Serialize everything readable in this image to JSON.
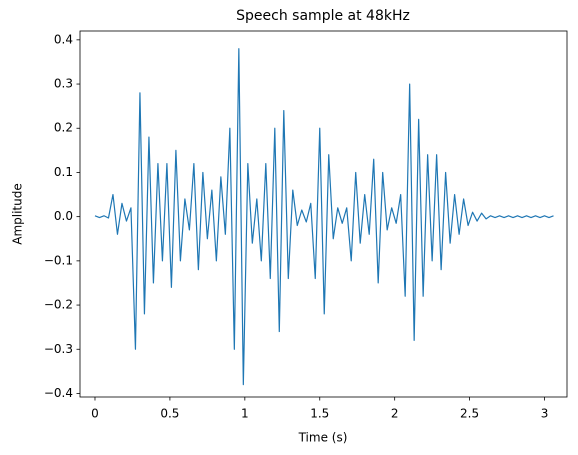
{
  "chart_data": {
    "type": "line",
    "title": "Speech sample at 48kHz",
    "xlabel": "Time (s)",
    "ylabel": "Amplitude",
    "x": [
      0,
      0.03,
      0.06,
      0.09,
      0.12,
      0.15,
      0.18,
      0.21,
      0.24,
      0.27,
      0.3,
      0.33,
      0.36,
      0.39,
      0.42,
      0.45,
      0.48,
      0.51,
      0.54,
      0.57,
      0.6,
      0.63,
      0.66,
      0.69,
      0.72,
      0.75,
      0.78,
      0.81,
      0.84,
      0.87,
      0.9,
      0.93,
      0.96,
      0.99,
      1.02,
      1.05,
      1.08,
      1.11,
      1.14,
      1.17,
      1.2,
      1.23,
      1.26,
      1.29,
      1.32,
      1.35,
      1.38,
      1.41,
      1.44,
      1.47,
      1.5,
      1.53,
      1.56,
      1.59,
      1.62,
      1.65,
      1.68,
      1.71,
      1.74,
      1.77,
      1.8,
      1.83,
      1.86,
      1.89,
      1.92,
      1.95,
      1.98,
      2.01,
      2.04,
      2.07,
      2.1,
      2.13,
      2.16,
      2.19,
      2.22,
      2.25,
      2.28,
      2.31,
      2.34,
      2.37,
      2.4,
      2.43,
      2.46,
      2.49,
      2.52,
      2.55,
      2.58,
      2.61,
      2.64,
      2.67,
      2.7,
      2.73,
      2.76,
      2.79,
      2.82,
      2.85,
      2.88,
      2.91,
      2.94,
      2.97,
      3.0,
      3.03,
      3.06
    ],
    "series": [
      {
        "color": "#1f77b4",
        "values": [
          0.002,
          -0.002,
          0.002,
          -0.003,
          0.05,
          -0.04,
          0.03,
          -0.01,
          0.02,
          -0.3,
          0.28,
          -0.22,
          0.18,
          -0.15,
          0.12,
          -0.1,
          0.12,
          -0.16,
          0.15,
          -0.1,
          0.04,
          -0.03,
          0.12,
          -0.12,
          0.1,
          -0.05,
          0.06,
          -0.1,
          0.09,
          -0.04,
          0.2,
          -0.3,
          0.38,
          -0.38,
          0.12,
          -0.06,
          0.04,
          -0.1,
          0.12,
          -0.14,
          0.2,
          -0.26,
          0.24,
          -0.14,
          0.06,
          -0.02,
          0.015,
          -0.012,
          0.03,
          -0.14,
          0.2,
          -0.22,
          0.14,
          -0.05,
          0.02,
          -0.015,
          0.02,
          -0.1,
          0.1,
          -0.06,
          0.05,
          -0.04,
          0.13,
          -0.15,
          0.1,
          -0.03,
          0.02,
          -0.015,
          0.05,
          -0.18,
          0.3,
          -0.28,
          0.22,
          -0.18,
          0.14,
          -0.1,
          0.14,
          -0.12,
          0.1,
          -0.06,
          0.05,
          -0.04,
          0.04,
          -0.02,
          0.01,
          -0.01,
          0.008,
          -0.005,
          0.002,
          -0.002,
          0.002,
          -0.002,
          0.002,
          -0.002,
          0.002,
          -0.002,
          0.002,
          -0.002,
          0.002,
          -0.002,
          0.002,
          -0.002,
          0.002
        ]
      }
    ],
    "xlim": [
      -0.1,
      3.15
    ],
    "xticks": [
      0,
      0.5,
      1,
      1.5,
      2,
      2.5,
      3
    ],
    "ylim": [
      -0.408,
      0.42
    ],
    "yticks": [
      {
        "value": -0.4,
        "label": "−0.4"
      },
      {
        "value": -0.3,
        "label": "−0.3"
      },
      {
        "value": -0.2,
        "label": "−0.2"
      },
      {
        "value": -0.1,
        "label": "−0.1"
      },
      {
        "value": 0,
        "label": "0.0"
      },
      0.1,
      0.2,
      0.3,
      0.4
    ]
  }
}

PROBLEM TO WORK ON
In the copy, include no pictures; restate the listing above exactly.

WORKED SOLUTION
Serialize everything readable in this image to JSON.
{
  "chart_data": {
    "type": "line",
    "title": "Speech sample at 48kHz",
    "xlabel": "Time (s)",
    "ylabel": "Amplitude",
    "x": [
      0,
      0.03,
      0.06,
      0.09,
      0.12,
      0.15,
      0.18,
      0.21,
      0.24,
      0.27,
      0.3,
      0.33,
      0.36,
      0.39,
      0.42,
      0.45,
      0.48,
      0.51,
      0.54,
      0.57,
      0.6,
      0.63,
      0.66,
      0.69,
      0.72,
      0.75,
      0.78,
      0.81,
      0.84,
      0.87,
      0.9,
      0.93,
      0.96,
      0.99,
      1.02,
      1.05,
      1.08,
      1.11,
      1.14,
      1.17,
      1.2,
      1.23,
      1.26,
      1.29,
      1.32,
      1.35,
      1.38,
      1.41,
      1.44,
      1.47,
      1.5,
      1.53,
      1.56,
      1.59,
      1.62,
      1.65,
      1.68,
      1.71,
      1.74,
      1.77,
      1.8,
      1.83,
      1.86,
      1.89,
      1.92,
      1.95,
      1.98,
      2.01,
      2.04,
      2.07,
      2.1,
      2.13,
      2.16,
      2.19,
      2.22,
      2.25,
      2.28,
      2.31,
      2.34,
      2.37,
      2.4,
      2.43,
      2.46,
      2.49,
      2.52,
      2.55,
      2.58,
      2.61,
      2.64,
      2.67,
      2.7,
      2.73,
      2.76,
      2.79,
      2.82,
      2.85,
      2.88,
      2.91,
      2.94,
      2.97,
      3.0,
      3.03,
      3.06
    ],
    "series": [
      {
        "color": "#1f77b4",
        "values": [
          0.002,
          -0.002,
          0.002,
          -0.003,
          0.05,
          -0.04,
          0.03,
          -0.01,
          0.02,
          -0.3,
          0.28,
          -0.22,
          0.18,
          -0.15,
          0.12,
          -0.1,
          0.12,
          -0.16,
          0.15,
          -0.1,
          0.04,
          -0.03,
          0.12,
          -0.12,
          0.1,
          -0.05,
          0.06,
          -0.1,
          0.09,
          -0.04,
          0.2,
          -0.3,
          0.38,
          -0.38,
          0.12,
          -0.06,
          0.04,
          -0.1,
          0.12,
          -0.14,
          0.2,
          -0.26,
          0.24,
          -0.14,
          0.06,
          -0.02,
          0.015,
          -0.012,
          0.03,
          -0.14,
          0.2,
          -0.22,
          0.14,
          -0.05,
          0.02,
          -0.015,
          0.02,
          -0.1,
          0.1,
          -0.06,
          0.05,
          -0.04,
          0.13,
          -0.15,
          0.1,
          -0.03,
          0.02,
          -0.015,
          0.05,
          -0.18,
          0.3,
          -0.28,
          0.22,
          -0.18,
          0.14,
          -0.1,
          0.14,
          -0.12,
          0.1,
          -0.06,
          0.05,
          -0.04,
          0.04,
          -0.02,
          0.01,
          -0.01,
          0.008,
          -0.005,
          0.002,
          -0.002,
          0.002,
          -0.002,
          0.002,
          -0.002,
          0.002,
          -0.002,
          0.002,
          -0.002,
          0.002,
          -0.002,
          0.002,
          -0.002,
          0.002
        ]
      }
    ],
    "xlim": [
      -0.1,
      3.15
    ],
    "xticks": [
      0,
      0.5,
      1,
      1.5,
      2,
      2.5,
      3
    ],
    "ylim": [
      -0.408,
      0.42
    ],
    "yticks": [
      {
        "value": -0.4,
        "label": "−0.4"
      },
      {
        "value": -0.3,
        "label": "−0.3"
      },
      {
        "value": -0.2,
        "label": "−0.2"
      },
      {
        "value": -0.1,
        "label": "−0.1"
      },
      {
        "value": 0,
        "label": "0.0"
      },
      0.1,
      0.2,
      0.3,
      0.4
    ]
  }
}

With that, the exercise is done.